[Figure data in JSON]
------------------------------

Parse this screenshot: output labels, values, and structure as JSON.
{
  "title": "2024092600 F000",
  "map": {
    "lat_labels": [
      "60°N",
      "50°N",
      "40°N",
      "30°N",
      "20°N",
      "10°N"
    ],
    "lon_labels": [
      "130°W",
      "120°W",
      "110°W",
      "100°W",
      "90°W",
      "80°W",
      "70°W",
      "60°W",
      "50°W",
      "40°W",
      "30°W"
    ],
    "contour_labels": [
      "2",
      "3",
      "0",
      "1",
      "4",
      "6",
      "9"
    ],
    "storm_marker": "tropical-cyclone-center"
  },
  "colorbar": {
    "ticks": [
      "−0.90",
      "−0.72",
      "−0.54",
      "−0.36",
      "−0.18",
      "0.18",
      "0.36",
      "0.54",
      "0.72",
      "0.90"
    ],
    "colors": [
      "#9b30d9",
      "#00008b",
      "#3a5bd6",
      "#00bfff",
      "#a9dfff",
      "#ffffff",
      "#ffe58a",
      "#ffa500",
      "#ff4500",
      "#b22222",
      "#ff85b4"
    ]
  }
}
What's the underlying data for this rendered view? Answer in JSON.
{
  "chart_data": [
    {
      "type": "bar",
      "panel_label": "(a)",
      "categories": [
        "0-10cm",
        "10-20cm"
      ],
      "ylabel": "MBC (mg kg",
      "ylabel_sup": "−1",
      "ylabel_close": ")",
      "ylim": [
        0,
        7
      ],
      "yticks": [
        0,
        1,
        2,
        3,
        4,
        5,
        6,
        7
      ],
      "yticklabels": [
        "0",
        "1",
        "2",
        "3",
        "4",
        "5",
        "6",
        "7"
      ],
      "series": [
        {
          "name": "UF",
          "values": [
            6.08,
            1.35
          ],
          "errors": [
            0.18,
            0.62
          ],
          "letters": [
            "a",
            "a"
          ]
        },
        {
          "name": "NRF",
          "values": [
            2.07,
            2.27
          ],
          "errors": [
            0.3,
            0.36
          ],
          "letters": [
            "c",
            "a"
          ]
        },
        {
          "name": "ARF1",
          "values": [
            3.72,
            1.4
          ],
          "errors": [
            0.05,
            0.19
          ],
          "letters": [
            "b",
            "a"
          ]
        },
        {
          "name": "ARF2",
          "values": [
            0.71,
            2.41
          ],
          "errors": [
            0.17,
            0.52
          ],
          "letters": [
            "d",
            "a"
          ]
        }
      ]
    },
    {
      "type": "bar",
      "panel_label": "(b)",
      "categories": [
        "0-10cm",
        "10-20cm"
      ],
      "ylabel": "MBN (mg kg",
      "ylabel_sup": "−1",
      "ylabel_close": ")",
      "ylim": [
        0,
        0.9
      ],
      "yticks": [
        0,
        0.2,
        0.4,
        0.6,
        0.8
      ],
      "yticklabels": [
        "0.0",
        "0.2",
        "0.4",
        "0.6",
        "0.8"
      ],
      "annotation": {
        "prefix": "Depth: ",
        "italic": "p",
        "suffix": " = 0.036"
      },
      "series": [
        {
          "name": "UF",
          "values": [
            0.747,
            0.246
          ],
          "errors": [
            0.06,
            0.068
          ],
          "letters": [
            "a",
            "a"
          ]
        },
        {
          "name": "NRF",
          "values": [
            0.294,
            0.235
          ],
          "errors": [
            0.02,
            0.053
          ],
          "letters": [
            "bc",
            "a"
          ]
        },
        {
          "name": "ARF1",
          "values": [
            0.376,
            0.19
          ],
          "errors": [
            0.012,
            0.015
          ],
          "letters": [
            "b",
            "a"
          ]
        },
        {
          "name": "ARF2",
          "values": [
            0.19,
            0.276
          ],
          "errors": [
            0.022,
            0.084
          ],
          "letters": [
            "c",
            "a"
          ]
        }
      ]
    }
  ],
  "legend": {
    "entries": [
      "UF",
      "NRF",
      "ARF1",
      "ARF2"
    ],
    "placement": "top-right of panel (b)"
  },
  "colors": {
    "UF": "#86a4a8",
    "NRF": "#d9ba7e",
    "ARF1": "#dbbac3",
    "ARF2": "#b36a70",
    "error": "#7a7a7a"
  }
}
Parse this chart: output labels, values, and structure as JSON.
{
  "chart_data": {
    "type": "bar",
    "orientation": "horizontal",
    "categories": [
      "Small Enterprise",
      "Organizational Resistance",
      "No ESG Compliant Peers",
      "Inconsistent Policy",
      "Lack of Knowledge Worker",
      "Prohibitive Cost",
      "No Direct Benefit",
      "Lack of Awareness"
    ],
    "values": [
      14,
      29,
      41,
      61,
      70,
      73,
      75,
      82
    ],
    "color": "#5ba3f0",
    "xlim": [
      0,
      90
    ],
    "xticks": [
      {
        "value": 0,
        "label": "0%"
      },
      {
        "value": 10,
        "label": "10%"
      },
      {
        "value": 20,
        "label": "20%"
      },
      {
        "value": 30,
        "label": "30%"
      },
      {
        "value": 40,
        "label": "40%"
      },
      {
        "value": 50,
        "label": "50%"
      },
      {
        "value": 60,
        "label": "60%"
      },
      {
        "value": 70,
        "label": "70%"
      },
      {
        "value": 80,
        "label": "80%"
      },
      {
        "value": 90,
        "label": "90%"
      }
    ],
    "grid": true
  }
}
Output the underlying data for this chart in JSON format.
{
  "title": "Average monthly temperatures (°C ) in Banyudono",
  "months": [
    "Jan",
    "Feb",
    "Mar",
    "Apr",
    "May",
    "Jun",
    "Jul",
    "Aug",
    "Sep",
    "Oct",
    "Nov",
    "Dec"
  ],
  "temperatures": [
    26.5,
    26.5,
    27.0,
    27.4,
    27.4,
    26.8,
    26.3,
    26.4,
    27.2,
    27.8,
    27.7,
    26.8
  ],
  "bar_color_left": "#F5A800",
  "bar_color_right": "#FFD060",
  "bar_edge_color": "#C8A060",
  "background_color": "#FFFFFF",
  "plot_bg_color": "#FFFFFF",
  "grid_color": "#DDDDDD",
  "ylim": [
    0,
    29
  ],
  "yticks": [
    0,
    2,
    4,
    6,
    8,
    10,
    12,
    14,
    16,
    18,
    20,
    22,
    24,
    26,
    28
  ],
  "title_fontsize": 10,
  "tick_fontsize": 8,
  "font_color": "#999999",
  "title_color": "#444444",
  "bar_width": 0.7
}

------------------------------

TASK BRIEF >> Restate the listing in full, word for word.

RESULT >>
Parse this screenshot: output labels, values, and structure as JSON.
{
  "title": "2024092600 F000",
  "map": {
    "lat_labels": [
      "60°N",
      "50°N",
      "40°N",
      "30°N",
      "20°N",
      "10°N"
    ],
    "lon_labels": [
      "130°W",
      "120°W",
      "110°W",
      "100°W",
      "90°W",
      "80°W",
      "70°W",
      "60°W",
      "50°W",
      "40°W",
      "30°W"
    ],
    "contour_labels": [
      "2",
      "3",
      "0",
      "1",
      "4",
      "6",
      "9"
    ],
    "storm_marker": "tropical-cyclone-center"
  },
  "colorbar": {
    "ticks": [
      "−0.90",
      "−0.72",
      "−0.54",
      "−0.36",
      "−0.18",
      "0.18",
      "0.36",
      "0.54",
      "0.72",
      "0.90"
    ],
    "colors": [
      "#9b30d9",
      "#00008b",
      "#3a5bd6",
      "#00bfff",
      "#a9dfff",
      "#ffffff",
      "#ffe58a",
      "#ffa500",
      "#ff4500",
      "#b22222",
      "#ff85b4"
    ]
  }
}
What's the underlying data for this rendered view? Answer in JSON.
{
  "chart_data": [
    {
      "type": "bar",
      "panel_label": "(a)",
      "categories": [
        "0-10cm",
        "10-20cm"
      ],
      "ylabel": "MBC (mg kg",
      "ylabel_sup": "−1",
      "ylabel_close": ")",
      "ylim": [
        0,
        7
      ],
      "yticks": [
        0,
        1,
        2,
        3,
        4,
        5,
        6,
        7
      ],
      "yticklabels": [
        "0",
        "1",
        "2",
        "3",
        "4",
        "5",
        "6",
        "7"
      ],
      "series": [
        {
          "name": "UF",
          "values": [
            6.08,
            1.35
          ],
          "errors": [
            0.18,
            0.62
          ],
          "letters": [
            "a",
            "a"
          ]
        },
        {
          "name": "NRF",
          "values": [
            2.07,
            2.27
          ],
          "errors": [
            0.3,
            0.36
          ],
          "letters": [
            "c",
            "a"
          ]
        },
        {
          "name": "ARF1",
          "values": [
            3.72,
            1.4
          ],
          "errors": [
            0.05,
            0.19
          ],
          "letters": [
            "b",
            "a"
          ]
        },
        {
          "name": "ARF2",
          "values": [
            0.71,
            2.41
          ],
          "errors": [
            0.17,
            0.52
          ],
          "letters": [
            "d",
            "a"
          ]
        }
      ]
    },
    {
      "type": "bar",
      "panel_label": "(b)",
      "categories": [
        "0-10cm",
        "10-20cm"
      ],
      "ylabel": "MBN (mg kg",
      "ylabel_sup": "−1",
      "ylabel_close": ")",
      "ylim": [
        0,
        0.9
      ],
      "yticks": [
        0,
        0.2,
        0.4,
        0.6,
        0.8
      ],
      "yticklabels": [
        "0.0",
        "0.2",
        "0.4",
        "0.6",
        "0.8"
      ],
      "annotation": {
        "prefix": "Depth: ",
        "italic": "p",
        "suffix": " = 0.036"
      },
      "series": [
        {
          "name": "UF",
          "values": [
            0.747,
            0.246
          ],
          "errors": [
            0.06,
            0.068
          ],
          "letters": [
            "a",
            "a"
          ]
        },
        {
          "name": "NRF",
          "values": [
            0.294,
            0.235
          ],
          "errors": [
            0.02,
            0.053
          ],
          "letters": [
            "bc",
            "a"
          ]
        },
        {
          "name": "ARF1",
          "values": [
            0.376,
            0.19
          ],
          "errors": [
            0.012,
            0.015
          ],
          "letters": [
            "b",
            "a"
          ]
        },
        {
          "name": "ARF2",
          "values": [
            0.19,
            0.276
          ],
          "errors": [
            0.022,
            0.084
          ],
          "letters": [
            "c",
            "a"
          ]
        }
      ]
    }
  ],
  "legend": {
    "entries": [
      "UF",
      "NRF",
      "ARF1",
      "ARF2"
    ],
    "placement": "top-right of panel (b)"
  },
  "colors": {
    "UF": "#86a4a8",
    "NRF": "#d9ba7e",
    "ARF1": "#dbbac3",
    "ARF2": "#b36a70",
    "error": "#7a7a7a"
  }
}
Parse this chart: output labels, values, and structure as JSON.
{
  "chart_data": {
    "type": "bar",
    "orientation": "horizontal",
    "categories": [
      "Small Enterprise",
      "Organizational Resistance",
      "No ESG Compliant Peers",
      "Inconsistent Policy",
      "Lack of Knowledge Worker",
      "Prohibitive Cost",
      "No Direct Benefit",
      "Lack of Awareness"
    ],
    "values": [
      14,
      29,
      41,
      61,
      70,
      73,
      75,
      82
    ],
    "color": "#5ba3f0",
    "xlim": [
      0,
      90
    ],
    "xticks": [
      {
        "value": 0,
        "label": "0%"
      },
      {
        "value": 10,
        "label": "10%"
      },
      {
        "value": 20,
        "label": "20%"
      },
      {
        "value": 30,
        "label": "30%"
      },
      {
        "value": 40,
        "label": "40%"
      },
      {
        "value": 50,
        "label": "50%"
      },
      {
        "value": 60,
        "label": "60%"
      },
      {
        "value": 70,
        "label": "70%"
      },
      {
        "value": 80,
        "label": "80%"
      },
      {
        "value": 90,
        "label": "90%"
      }
    ],
    "grid": true
  }
}
Output the underlying data for this chart in JSON format.
{
  "title": "Average monthly temperatures (°C ) in Banyudono",
  "months": [
    "Jan",
    "Feb",
    "Mar",
    "Apr",
    "May",
    "Jun",
    "Jul",
    "Aug",
    "Sep",
    "Oct",
    "Nov",
    "Dec"
  ],
  "temperatures": [
    26.5,
    26.5,
    27.0,
    27.4,
    27.4,
    26.8,
    26.3,
    26.4,
    27.2,
    27.8,
    27.7,
    26.8
  ],
  "bar_color_left": "#F5A800",
  "bar_color_right": "#FFD060",
  "bar_edge_color": "#C8A060",
  "background_color": "#FFFFFF",
  "plot_bg_color": "#FFFFFF",
  "grid_color": "#DDDDDD",
  "ylim": [
    0,
    29
  ],
  "yticks": [
    0,
    2,
    4,
    6,
    8,
    10,
    12,
    14,
    16,
    18,
    20,
    22,
    24,
    26,
    28
  ],
  "title_fontsize": 10,
  "tick_fontsize": 8,
  "font_color": "#999999",
  "title_color": "#444444",
  "bar_width": 0.7
}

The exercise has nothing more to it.